Extract all records. Keep each one exact.

● ● ● ● ● ● ●

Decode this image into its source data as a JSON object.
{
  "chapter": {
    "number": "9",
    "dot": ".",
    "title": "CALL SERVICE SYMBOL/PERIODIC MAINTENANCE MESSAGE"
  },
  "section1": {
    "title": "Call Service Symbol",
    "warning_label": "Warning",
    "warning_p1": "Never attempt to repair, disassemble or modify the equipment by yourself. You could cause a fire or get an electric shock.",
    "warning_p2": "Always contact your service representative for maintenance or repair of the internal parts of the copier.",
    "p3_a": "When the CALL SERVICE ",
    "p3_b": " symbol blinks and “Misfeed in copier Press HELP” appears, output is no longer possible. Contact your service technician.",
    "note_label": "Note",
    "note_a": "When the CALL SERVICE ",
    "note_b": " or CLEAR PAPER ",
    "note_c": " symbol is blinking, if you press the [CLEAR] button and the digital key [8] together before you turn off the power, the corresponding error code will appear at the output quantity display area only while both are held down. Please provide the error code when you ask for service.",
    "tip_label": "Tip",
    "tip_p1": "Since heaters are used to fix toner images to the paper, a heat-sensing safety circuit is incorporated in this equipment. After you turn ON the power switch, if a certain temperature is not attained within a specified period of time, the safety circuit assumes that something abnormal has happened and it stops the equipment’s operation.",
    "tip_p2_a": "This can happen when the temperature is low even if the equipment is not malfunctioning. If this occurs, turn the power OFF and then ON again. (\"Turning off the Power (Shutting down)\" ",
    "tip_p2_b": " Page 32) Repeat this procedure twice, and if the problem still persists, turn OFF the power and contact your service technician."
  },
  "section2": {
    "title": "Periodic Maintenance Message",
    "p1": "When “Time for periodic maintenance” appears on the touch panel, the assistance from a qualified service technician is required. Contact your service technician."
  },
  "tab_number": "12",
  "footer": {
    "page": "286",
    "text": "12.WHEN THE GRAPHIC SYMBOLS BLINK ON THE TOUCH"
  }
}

● ● ● ● ● ● ●

**Exercise response**
Decode this image into its source data as a JSON object.
{
  "chapter": {
    "number": "9",
    "dot": ".",
    "title": "CALL SERVICE SYMBOL/PERIODIC MAINTENANCE MESSAGE"
  },
  "section1": {
    "title": "Call Service Symbol",
    "warning_label": "Warning",
    "warning_p1": "Never attempt to repair, disassemble or modify the equipment by yourself. You could cause a fire or get an electric shock.",
    "warning_p2": "Always contact your service representative for maintenance or repair of the internal parts of the copier.",
    "p3_a": "When the CALL SERVICE ",
    "p3_b": " symbol blinks and “Misfeed in copier Press HELP” appears, output is no longer possible. Contact your service technician.",
    "note_label": "Note",
    "note_a": "When the CALL SERVICE ",
    "note_b": " or CLEAR PAPER ",
    "note_c": " symbol is blinking, if you press the [CLEAR] button and the digital key [8] together before you turn off the power, the corresponding error code will appear at the output quantity display area only while both are held down. Please provide the error code when you ask for service.",
    "tip_label": "Tip",
    "tip_p1": "Since heaters are used to fix toner images to the paper, a heat-sensing safety circuit is incorporated in this equipment. After you turn ON the power switch, if a certain temperature is not attained within a specified period of time, the safety circuit assumes that something abnormal has happened and it stops the equipment’s operation.",
    "tip_p2_a": "This can happen when the temperature is low even if the equipment is not malfunctioning. If this occurs, turn the power OFF and then ON again. (\"Turning off the Power (Shutting down)\" ",
    "tip_p2_b": " Page 32) Repeat this procedure twice, and if the problem still persists, turn OFF the power and contact your service technician."
  },
  "section2": {
    "title": "Periodic Maintenance Message",
    "p1": "When “Time for periodic maintenance” appears on the touch panel, the assistance from a qualified service technician is required. Contact your service technician."
  },
  "tab_number": "12",
  "footer": {
    "page": "286",
    "text": "12.WHEN THE GRAPHIC SYMBOLS BLINK ON THE TOUCH"
  }
}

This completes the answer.